§ WHAT IS BEING ASKED
Report how many lines in the listing below include the word "Real". Write nothing besides the number.

§ ENTRIES SUPPLIED
⁂

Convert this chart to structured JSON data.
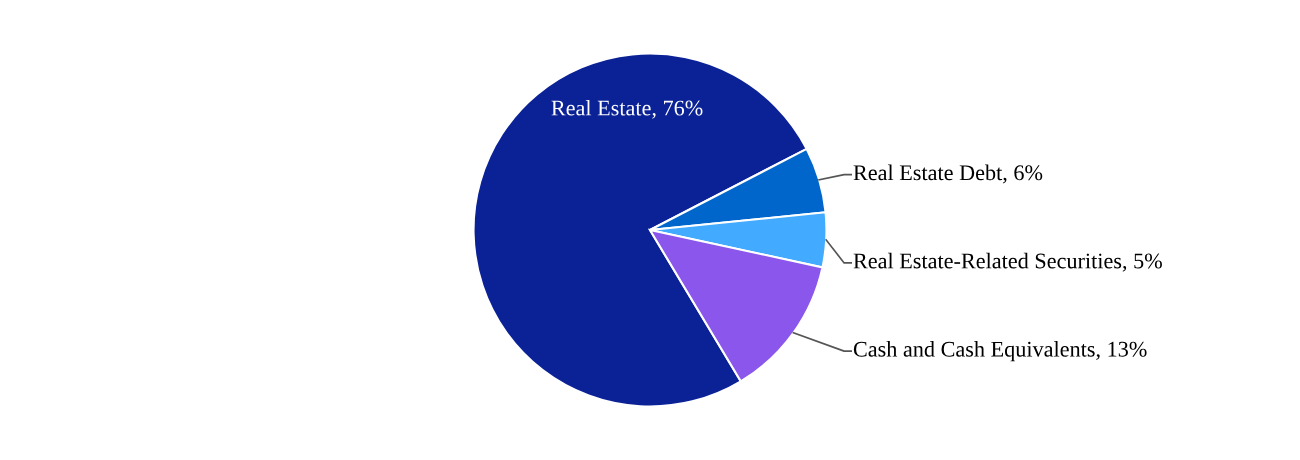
{
  "chart_data": {
    "type": "pie",
    "categories": [
      "Real Estate",
      "Real Estate Debt",
      "Real Estate-Related Securities",
      "Cash and Cash Equivalents"
    ],
    "values": [
      76,
      6,
      5,
      13
    ],
    "value_labels": [
      "76%",
      "6%",
      "5%",
      "13%"
    ],
    "colors": [
      "#0b2297",
      "#0066cc",
      "#42aaff",
      "#8a56ec"
    ],
    "legend": false
  }
}
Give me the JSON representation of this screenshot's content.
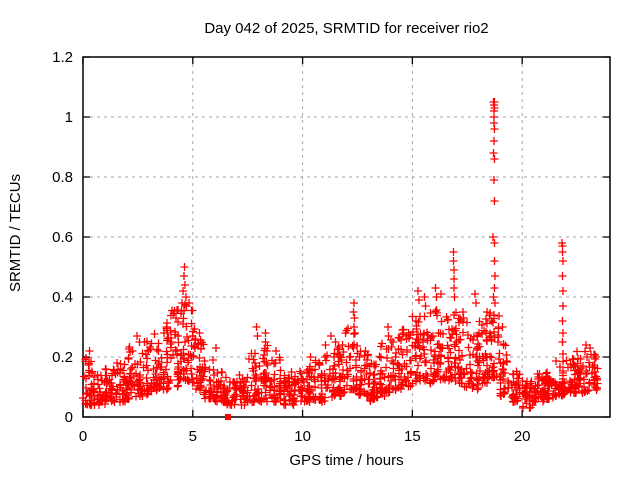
{
  "window": {
    "background": "#ffffff"
  },
  "chart_data": {
    "type": "scatter",
    "title": "Day 042 of 2025, SRMTID for receiver rio2",
    "xlabel": "GPS time / hours",
    "ylabel": "SRMTID / TECUs",
    "xlim": [
      0,
      24
    ],
    "ylim": [
      0,
      1.2
    ],
    "xticks": [
      0,
      5,
      10,
      15,
      20
    ],
    "xtick_labels": [
      "0",
      "5",
      "10",
      "15",
      "20"
    ],
    "yticks": [
      0,
      0.2,
      0.4,
      0.6,
      0.8,
      1,
      1.2
    ],
    "ytick_labels": [
      "0",
      "0.2",
      "0.4",
      "0.6",
      "0.8",
      "1",
      "1.2"
    ],
    "grid": true,
    "legend": "none",
    "marker": "plus",
    "marker_color": "#ff0000",
    "grid_color": "#a5a5a5",
    "axis_color": "#000000",
    "x_data_end": 23.45,
    "render_seed": 20250421,
    "band_segments": [
      [
        0.0,
        0.5,
        0.04,
        0.2,
        35
      ],
      [
        0.5,
        1.0,
        0.04,
        0.15,
        35
      ],
      [
        1.0,
        1.5,
        0.05,
        0.16,
        35
      ],
      [
        1.5,
        2.0,
        0.05,
        0.18,
        35
      ],
      [
        2.0,
        2.5,
        0.06,
        0.24,
        35
      ],
      [
        2.5,
        3.0,
        0.07,
        0.26,
        35
      ],
      [
        3.0,
        3.5,
        0.08,
        0.28,
        35
      ],
      [
        3.5,
        4.0,
        0.09,
        0.32,
        35
      ],
      [
        4.0,
        4.5,
        0.1,
        0.36,
        38
      ],
      [
        4.5,
        5.0,
        0.11,
        0.4,
        38
      ],
      [
        5.0,
        5.5,
        0.09,
        0.3,
        35
      ],
      [
        5.5,
        6.0,
        0.06,
        0.2,
        33
      ],
      [
        6.0,
        6.5,
        0.05,
        0.15,
        32
      ],
      [
        6.5,
        7.0,
        0.04,
        0.12,
        30
      ],
      [
        7.0,
        7.5,
        0.04,
        0.14,
        30
      ],
      [
        7.5,
        8.0,
        0.05,
        0.22,
        33
      ],
      [
        8.0,
        8.5,
        0.05,
        0.24,
        33
      ],
      [
        8.5,
        9.0,
        0.05,
        0.2,
        33
      ],
      [
        9.0,
        9.5,
        0.04,
        0.15,
        32
      ],
      [
        9.5,
        10.0,
        0.04,
        0.16,
        32
      ],
      [
        10.0,
        10.5,
        0.05,
        0.17,
        33
      ],
      [
        10.5,
        11.0,
        0.05,
        0.19,
        33
      ],
      [
        11.0,
        11.5,
        0.06,
        0.22,
        33
      ],
      [
        11.5,
        12.0,
        0.07,
        0.26,
        34
      ],
      [
        12.0,
        12.5,
        0.09,
        0.3,
        34
      ],
      [
        12.5,
        13.0,
        0.07,
        0.22,
        33
      ],
      [
        13.0,
        13.5,
        0.05,
        0.18,
        33
      ],
      [
        13.5,
        14.0,
        0.07,
        0.25,
        33
      ],
      [
        14.0,
        14.5,
        0.09,
        0.27,
        34
      ],
      [
        14.5,
        15.0,
        0.1,
        0.3,
        34
      ],
      [
        15.0,
        15.5,
        0.11,
        0.34,
        35
      ],
      [
        15.5,
        16.0,
        0.11,
        0.36,
        35
      ],
      [
        16.0,
        16.5,
        0.12,
        0.36,
        36
      ],
      [
        16.5,
        17.0,
        0.12,
        0.38,
        36
      ],
      [
        17.0,
        17.5,
        0.1,
        0.33,
        34
      ],
      [
        17.5,
        18.0,
        0.09,
        0.3,
        34
      ],
      [
        18.0,
        18.5,
        0.11,
        0.33,
        35
      ],
      [
        18.5,
        19.0,
        0.13,
        0.36,
        36
      ],
      [
        19.0,
        19.5,
        0.07,
        0.26,
        33
      ],
      [
        19.5,
        20.0,
        0.05,
        0.16,
        32
      ],
      [
        20.0,
        20.5,
        0.03,
        0.13,
        32
      ],
      [
        20.5,
        21.0,
        0.05,
        0.15,
        32
      ],
      [
        21.0,
        21.5,
        0.06,
        0.17,
        33
      ],
      [
        21.5,
        22.0,
        0.07,
        0.2,
        34
      ],
      [
        22.0,
        22.5,
        0.08,
        0.2,
        34
      ],
      [
        22.5,
        23.0,
        0.08,
        0.22,
        34
      ],
      [
        23.0,
        23.45,
        0.09,
        0.22,
        30
      ]
    ],
    "spike_points": [
      [
        0.3,
        0.22
      ],
      [
        2.45,
        0.27
      ],
      [
        2.8,
        0.25
      ],
      [
        3.8,
        0.3
      ],
      [
        3.85,
        0.28
      ],
      [
        4.5,
        0.38
      ],
      [
        4.55,
        0.42
      ],
      [
        4.6,
        0.47
      ],
      [
        4.62,
        0.5
      ],
      [
        4.65,
        0.44
      ],
      [
        4.68,
        0.4
      ],
      [
        4.72,
        0.37
      ],
      [
        5.3,
        0.28
      ],
      [
        6.05,
        0.23
      ],
      [
        7.9,
        0.3
      ],
      [
        7.95,
        0.27
      ],
      [
        8.3,
        0.28
      ],
      [
        8.32,
        0.25
      ],
      [
        8.8,
        0.22
      ],
      [
        10.35,
        0.2
      ],
      [
        11.05,
        0.24
      ],
      [
        11.3,
        0.27
      ],
      [
        11.95,
        0.28
      ],
      [
        12.33,
        0.35
      ],
      [
        12.35,
        0.38
      ],
      [
        12.36,
        0.33
      ],
      [
        12.34,
        0.3
      ],
      [
        12.38,
        0.28
      ],
      [
        13.9,
        0.3
      ],
      [
        13.92,
        0.27
      ],
      [
        15.25,
        0.42
      ],
      [
        15.3,
        0.39
      ],
      [
        15.55,
        0.4
      ],
      [
        15.6,
        0.37
      ],
      [
        16.05,
        0.43
      ],
      [
        16.1,
        0.4
      ],
      [
        16.3,
        0.41
      ],
      [
        16.88,
        0.55
      ],
      [
        16.88,
        0.52
      ],
      [
        16.89,
        0.49
      ],
      [
        16.9,
        0.46
      ],
      [
        16.9,
        0.43
      ],
      [
        16.92,
        0.4
      ],
      [
        17.3,
        0.35
      ],
      [
        17.85,
        0.41
      ],
      [
        17.9,
        0.38
      ],
      [
        18.4,
        0.35
      ],
      [
        18.7,
        1.05
      ],
      [
        18.71,
        1.04
      ],
      [
        18.73,
        1.05
      ],
      [
        18.72,
        1.02
      ],
      [
        18.74,
        1.03
      ],
      [
        18.72,
        1.0
      ],
      [
        18.71,
        0.98
      ],
      [
        18.73,
        0.96
      ],
      [
        18.72,
        0.92
      ],
      [
        18.7,
        0.88
      ],
      [
        18.74,
        0.86
      ],
      [
        18.72,
        0.79
      ],
      [
        18.73,
        0.72
      ],
      [
        18.68,
        0.6
      ],
      [
        18.75,
        0.58
      ],
      [
        18.73,
        0.52
      ],
      [
        18.76,
        0.47
      ],
      [
        18.74,
        0.43
      ],
      [
        18.7,
        0.4
      ],
      [
        18.76,
        0.38
      ],
      [
        19.1,
        0.3
      ],
      [
        21.82,
        0.58
      ],
      [
        21.84,
        0.57
      ],
      [
        21.83,
        0.55
      ],
      [
        21.85,
        0.52
      ],
      [
        21.84,
        0.47
      ],
      [
        21.86,
        0.42
      ],
      [
        21.85,
        0.37
      ],
      [
        21.83,
        0.32
      ],
      [
        21.86,
        0.28
      ],
      [
        21.84,
        0.25
      ],
      [
        21.85,
        0.21
      ],
      [
        22.9,
        0.24
      ],
      [
        23.1,
        0.23
      ]
    ],
    "special_points": [
      {
        "x": 6.6,
        "y": 0.0,
        "marker": "filled-square"
      }
    ]
  }
}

⁂

§ ANSWER TO THIS EXERCISE
3